## start SUPPLIED ENTRIES

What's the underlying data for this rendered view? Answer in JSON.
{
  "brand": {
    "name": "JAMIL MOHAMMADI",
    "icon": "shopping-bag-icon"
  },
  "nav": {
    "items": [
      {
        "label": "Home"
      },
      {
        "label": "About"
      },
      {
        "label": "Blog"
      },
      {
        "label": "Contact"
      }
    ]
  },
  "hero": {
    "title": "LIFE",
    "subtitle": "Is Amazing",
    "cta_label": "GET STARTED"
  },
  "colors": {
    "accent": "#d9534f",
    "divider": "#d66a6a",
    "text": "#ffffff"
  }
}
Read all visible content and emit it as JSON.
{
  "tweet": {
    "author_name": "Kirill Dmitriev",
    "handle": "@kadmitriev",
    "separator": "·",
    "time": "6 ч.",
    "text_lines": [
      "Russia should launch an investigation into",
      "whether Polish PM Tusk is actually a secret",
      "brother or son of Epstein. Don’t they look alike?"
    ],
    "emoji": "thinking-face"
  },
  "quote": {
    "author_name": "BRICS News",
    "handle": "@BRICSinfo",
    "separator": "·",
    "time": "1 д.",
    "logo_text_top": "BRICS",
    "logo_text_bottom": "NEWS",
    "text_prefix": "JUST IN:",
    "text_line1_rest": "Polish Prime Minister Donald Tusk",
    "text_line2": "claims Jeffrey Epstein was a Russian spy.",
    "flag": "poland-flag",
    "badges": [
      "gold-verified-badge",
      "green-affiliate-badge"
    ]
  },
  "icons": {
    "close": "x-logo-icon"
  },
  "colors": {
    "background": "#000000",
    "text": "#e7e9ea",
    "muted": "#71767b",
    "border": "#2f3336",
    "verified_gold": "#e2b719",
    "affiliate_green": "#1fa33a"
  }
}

## end SUPPLIED ENTRIES

Write out every record, exactly as written.

What's the underlying data for this rendered view? Answer in JSON.
{
  "brand": {
    "name": "JAMIL MOHAMMADI",
    "icon": "shopping-bag-icon"
  },
  "nav": {
    "items": [
      {
        "label": "Home"
      },
      {
        "label": "About"
      },
      {
        "label": "Blog"
      },
      {
        "label": "Contact"
      }
    ]
  },
  "hero": {
    "title": "LIFE",
    "subtitle": "Is Amazing",
    "cta_label": "GET STARTED"
  },
  "colors": {
    "accent": "#d9534f",
    "divider": "#d66a6a",
    "text": "#ffffff"
  }
}
Read all visible content and emit it as JSON.
{
  "tweet": {
    "author_name": "Kirill Dmitriev",
    "handle": "@kadmitriev",
    "separator": "·",
    "time": "6 ч.",
    "text_lines": [
      "Russia should launch an investigation into",
      "whether Polish PM Tusk is actually a secret",
      "brother or son of Epstein. Don’t they look alike?"
    ],
    "emoji": "thinking-face"
  },
  "quote": {
    "author_name": "BRICS News",
    "handle": "@BRICSinfo",
    "separator": "·",
    "time": "1 д.",
    "logo_text_top": "BRICS",
    "logo_text_bottom": "NEWS",
    "text_prefix": "JUST IN:",
    "text_line1_rest": "Polish Prime Minister Donald Tusk",
    "text_line2": "claims Jeffrey Epstein was a Russian spy.",
    "flag": "poland-flag",
    "badges": [
      "gold-verified-badge",
      "green-affiliate-badge"
    ]
  },
  "icons": {
    "close": "x-logo-icon"
  },
  "colors": {
    "background": "#000000",
    "text": "#e7e9ea",
    "muted": "#71767b",
    "border": "#2f3336",
    "verified_gold": "#e2b719",
    "affiliate_green": "#1fa33a"
  }
}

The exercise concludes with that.